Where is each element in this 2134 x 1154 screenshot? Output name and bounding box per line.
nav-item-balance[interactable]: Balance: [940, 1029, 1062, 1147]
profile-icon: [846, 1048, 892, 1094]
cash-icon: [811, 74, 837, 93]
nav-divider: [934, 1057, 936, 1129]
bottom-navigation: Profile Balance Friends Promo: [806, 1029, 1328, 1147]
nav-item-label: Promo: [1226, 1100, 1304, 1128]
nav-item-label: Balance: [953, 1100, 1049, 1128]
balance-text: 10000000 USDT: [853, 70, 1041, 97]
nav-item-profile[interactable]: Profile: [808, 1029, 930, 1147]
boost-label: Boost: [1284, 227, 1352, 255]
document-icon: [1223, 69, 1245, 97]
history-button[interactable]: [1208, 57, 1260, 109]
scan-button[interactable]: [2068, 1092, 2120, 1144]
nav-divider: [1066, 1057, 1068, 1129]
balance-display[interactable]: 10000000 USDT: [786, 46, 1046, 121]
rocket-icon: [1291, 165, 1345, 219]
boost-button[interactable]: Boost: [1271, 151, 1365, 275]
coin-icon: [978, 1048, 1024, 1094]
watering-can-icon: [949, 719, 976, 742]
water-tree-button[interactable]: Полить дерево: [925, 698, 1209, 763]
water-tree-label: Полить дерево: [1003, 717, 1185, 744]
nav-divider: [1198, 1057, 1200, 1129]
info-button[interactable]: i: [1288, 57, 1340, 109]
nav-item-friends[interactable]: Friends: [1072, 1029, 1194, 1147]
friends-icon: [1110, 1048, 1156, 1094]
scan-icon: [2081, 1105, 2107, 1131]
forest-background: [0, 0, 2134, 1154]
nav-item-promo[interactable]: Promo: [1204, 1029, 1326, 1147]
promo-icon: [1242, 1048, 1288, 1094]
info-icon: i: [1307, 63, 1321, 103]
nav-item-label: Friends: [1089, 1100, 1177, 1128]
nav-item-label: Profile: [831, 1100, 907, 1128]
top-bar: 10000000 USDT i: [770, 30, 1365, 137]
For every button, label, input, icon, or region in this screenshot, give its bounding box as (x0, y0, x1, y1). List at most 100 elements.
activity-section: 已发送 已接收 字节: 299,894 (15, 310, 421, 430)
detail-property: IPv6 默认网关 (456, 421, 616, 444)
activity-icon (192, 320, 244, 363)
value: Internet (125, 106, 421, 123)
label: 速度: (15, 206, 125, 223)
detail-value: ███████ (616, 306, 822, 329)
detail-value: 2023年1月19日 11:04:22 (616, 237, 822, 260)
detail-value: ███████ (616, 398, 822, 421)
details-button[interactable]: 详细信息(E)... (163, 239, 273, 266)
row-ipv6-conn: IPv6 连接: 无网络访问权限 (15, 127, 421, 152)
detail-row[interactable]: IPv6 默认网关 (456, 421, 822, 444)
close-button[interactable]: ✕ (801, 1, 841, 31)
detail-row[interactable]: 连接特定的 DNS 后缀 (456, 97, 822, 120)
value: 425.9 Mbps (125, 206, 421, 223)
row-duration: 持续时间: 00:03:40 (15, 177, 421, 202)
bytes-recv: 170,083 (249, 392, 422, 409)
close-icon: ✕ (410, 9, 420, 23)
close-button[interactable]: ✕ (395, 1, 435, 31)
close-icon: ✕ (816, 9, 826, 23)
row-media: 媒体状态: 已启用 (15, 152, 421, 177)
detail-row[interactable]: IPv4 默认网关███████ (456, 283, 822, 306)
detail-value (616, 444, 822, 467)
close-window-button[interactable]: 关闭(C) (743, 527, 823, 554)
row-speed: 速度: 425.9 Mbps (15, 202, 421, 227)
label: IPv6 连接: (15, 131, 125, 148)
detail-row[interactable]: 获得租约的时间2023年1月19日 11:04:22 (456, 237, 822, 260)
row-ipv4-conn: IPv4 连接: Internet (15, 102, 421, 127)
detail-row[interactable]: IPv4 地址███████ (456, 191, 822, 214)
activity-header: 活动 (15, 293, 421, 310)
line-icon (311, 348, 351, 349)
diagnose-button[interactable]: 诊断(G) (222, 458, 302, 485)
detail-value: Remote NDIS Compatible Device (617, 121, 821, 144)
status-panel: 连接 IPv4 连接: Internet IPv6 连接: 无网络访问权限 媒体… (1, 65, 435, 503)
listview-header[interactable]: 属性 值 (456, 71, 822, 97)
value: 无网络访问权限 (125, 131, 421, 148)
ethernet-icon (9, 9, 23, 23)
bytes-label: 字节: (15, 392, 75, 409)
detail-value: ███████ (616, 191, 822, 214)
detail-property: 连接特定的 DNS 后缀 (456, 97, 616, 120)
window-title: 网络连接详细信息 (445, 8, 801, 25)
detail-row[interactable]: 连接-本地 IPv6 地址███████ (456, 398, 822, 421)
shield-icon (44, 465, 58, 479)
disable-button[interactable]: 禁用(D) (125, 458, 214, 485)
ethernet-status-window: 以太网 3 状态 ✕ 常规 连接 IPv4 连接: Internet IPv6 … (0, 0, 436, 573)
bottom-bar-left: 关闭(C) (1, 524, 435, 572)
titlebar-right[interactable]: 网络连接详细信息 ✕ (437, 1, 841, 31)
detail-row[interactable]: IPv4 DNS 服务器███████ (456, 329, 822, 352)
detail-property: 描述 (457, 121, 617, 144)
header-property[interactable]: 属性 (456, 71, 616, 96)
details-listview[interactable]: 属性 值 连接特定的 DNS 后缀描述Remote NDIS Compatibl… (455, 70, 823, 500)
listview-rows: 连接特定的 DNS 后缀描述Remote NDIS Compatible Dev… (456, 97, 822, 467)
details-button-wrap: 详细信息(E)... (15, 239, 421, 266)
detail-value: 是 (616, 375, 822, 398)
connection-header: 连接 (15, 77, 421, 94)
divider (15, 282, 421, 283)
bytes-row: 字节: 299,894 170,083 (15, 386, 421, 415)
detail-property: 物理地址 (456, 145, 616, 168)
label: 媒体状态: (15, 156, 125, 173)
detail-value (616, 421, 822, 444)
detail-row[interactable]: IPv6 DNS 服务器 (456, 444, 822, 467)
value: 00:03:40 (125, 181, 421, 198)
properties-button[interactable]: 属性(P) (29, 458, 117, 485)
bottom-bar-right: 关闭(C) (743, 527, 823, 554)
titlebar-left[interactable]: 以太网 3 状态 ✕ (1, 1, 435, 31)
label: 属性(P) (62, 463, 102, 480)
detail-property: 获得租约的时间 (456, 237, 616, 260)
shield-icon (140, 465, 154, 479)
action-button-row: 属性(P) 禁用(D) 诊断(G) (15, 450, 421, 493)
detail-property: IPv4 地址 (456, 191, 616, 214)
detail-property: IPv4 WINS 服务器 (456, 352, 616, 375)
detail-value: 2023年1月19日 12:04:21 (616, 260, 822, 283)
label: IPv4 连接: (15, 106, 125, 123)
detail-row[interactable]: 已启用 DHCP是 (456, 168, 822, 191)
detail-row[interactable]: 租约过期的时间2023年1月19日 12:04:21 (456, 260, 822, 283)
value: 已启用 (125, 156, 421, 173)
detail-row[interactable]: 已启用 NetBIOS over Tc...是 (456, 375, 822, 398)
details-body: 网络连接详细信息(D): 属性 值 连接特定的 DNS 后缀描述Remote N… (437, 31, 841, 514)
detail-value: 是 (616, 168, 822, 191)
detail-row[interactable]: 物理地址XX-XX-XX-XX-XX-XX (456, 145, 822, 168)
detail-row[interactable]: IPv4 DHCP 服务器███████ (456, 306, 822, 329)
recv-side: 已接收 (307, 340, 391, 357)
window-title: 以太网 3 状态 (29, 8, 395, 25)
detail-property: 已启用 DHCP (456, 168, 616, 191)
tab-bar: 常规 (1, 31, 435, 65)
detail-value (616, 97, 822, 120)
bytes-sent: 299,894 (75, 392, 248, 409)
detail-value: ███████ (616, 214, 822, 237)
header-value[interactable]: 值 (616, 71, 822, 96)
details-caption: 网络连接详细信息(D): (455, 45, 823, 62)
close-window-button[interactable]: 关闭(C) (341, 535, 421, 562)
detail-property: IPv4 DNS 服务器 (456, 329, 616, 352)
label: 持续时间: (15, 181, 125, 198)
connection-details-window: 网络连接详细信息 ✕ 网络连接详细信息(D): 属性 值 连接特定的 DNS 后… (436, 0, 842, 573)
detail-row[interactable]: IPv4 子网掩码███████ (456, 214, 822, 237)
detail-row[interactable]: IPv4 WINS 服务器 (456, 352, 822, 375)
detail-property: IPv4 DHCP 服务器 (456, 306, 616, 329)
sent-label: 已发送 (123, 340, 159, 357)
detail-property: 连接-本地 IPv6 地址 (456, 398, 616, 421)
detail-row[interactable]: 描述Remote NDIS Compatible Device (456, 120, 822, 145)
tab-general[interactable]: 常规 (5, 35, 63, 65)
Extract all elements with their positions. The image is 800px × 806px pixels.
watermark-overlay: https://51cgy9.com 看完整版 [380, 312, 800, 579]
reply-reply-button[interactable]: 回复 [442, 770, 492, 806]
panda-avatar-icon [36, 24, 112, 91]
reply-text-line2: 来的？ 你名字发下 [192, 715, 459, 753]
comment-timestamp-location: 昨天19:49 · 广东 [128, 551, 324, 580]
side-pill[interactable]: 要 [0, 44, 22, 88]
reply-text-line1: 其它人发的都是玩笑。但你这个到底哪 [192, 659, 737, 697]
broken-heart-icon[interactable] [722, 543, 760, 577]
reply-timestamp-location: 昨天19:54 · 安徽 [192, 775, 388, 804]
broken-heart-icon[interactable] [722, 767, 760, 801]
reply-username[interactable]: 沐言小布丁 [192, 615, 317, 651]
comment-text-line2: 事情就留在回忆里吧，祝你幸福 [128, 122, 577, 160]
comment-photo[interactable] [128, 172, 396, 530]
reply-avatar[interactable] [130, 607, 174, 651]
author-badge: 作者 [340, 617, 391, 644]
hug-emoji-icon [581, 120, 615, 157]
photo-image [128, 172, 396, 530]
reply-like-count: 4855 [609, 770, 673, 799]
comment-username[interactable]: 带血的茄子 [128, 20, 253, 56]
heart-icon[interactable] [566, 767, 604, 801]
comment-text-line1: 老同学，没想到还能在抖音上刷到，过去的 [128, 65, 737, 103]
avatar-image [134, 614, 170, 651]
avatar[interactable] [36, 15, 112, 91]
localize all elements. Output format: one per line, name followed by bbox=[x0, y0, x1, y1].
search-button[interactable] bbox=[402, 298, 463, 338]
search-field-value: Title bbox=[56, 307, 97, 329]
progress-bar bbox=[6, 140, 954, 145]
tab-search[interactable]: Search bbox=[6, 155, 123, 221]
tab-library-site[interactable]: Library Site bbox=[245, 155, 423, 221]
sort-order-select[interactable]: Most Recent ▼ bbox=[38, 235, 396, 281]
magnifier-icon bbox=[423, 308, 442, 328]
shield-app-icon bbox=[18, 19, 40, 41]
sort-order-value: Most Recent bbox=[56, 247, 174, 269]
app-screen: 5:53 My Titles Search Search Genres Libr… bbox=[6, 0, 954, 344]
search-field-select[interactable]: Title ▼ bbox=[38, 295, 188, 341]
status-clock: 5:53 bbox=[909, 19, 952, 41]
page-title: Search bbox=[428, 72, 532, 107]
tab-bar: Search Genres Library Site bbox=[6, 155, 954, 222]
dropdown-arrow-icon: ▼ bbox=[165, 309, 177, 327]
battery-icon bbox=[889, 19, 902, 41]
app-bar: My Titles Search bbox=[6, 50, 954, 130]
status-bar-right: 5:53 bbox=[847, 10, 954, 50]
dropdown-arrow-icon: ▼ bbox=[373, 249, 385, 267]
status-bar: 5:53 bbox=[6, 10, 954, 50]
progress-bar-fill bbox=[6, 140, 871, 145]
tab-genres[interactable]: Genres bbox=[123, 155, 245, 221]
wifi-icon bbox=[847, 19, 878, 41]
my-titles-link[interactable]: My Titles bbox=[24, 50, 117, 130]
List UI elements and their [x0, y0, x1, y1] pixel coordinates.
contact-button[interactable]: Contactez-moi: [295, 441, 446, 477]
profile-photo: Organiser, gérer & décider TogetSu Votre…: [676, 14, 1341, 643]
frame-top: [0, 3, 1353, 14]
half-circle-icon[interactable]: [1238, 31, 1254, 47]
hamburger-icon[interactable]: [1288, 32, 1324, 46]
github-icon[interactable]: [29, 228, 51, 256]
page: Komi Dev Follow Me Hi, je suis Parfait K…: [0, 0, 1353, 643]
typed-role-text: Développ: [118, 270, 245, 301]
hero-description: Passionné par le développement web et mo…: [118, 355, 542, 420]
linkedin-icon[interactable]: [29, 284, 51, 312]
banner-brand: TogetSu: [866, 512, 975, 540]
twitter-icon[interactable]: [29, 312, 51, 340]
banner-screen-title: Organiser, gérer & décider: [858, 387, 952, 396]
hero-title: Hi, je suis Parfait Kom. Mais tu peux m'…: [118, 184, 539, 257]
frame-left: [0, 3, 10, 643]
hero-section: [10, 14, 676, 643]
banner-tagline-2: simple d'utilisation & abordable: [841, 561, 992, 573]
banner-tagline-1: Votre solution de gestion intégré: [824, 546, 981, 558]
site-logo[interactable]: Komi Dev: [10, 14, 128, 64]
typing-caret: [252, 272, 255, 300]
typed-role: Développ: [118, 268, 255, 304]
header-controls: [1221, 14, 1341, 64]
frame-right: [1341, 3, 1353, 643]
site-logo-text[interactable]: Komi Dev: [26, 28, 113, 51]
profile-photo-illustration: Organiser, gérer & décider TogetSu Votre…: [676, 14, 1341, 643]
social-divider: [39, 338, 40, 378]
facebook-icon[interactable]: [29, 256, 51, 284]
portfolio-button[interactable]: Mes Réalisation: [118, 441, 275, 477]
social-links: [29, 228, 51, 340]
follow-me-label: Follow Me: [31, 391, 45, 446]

* INSTRUCTIONS FOR THE TASK: Could you give the stretch from the start of the material through the line containing "balance-text: 10000000 USDT: [853, 70, 1041, 97]" again, changing "nav-item-label" to "nav-label" and leaving everything else unchanged?

* RESULT OF THE TASK:
Where is each element in this 2134 x 1154 screenshot? Output name and bounding box per line.
nav-item-balance[interactable]: Balance: [940, 1029, 1062, 1147]
profile-icon: [846, 1048, 892, 1094]
cash-icon: [811, 74, 837, 93]
nav-divider: [934, 1057, 936, 1129]
bottom-navigation: Profile Balance Friends Promo: [806, 1029, 1328, 1147]
nav-label: Promo: [1226, 1100, 1304, 1128]
nav-label: Balance: [953, 1100, 1049, 1128]
balance-text: 10000000 USDT: [853, 70, 1041, 97]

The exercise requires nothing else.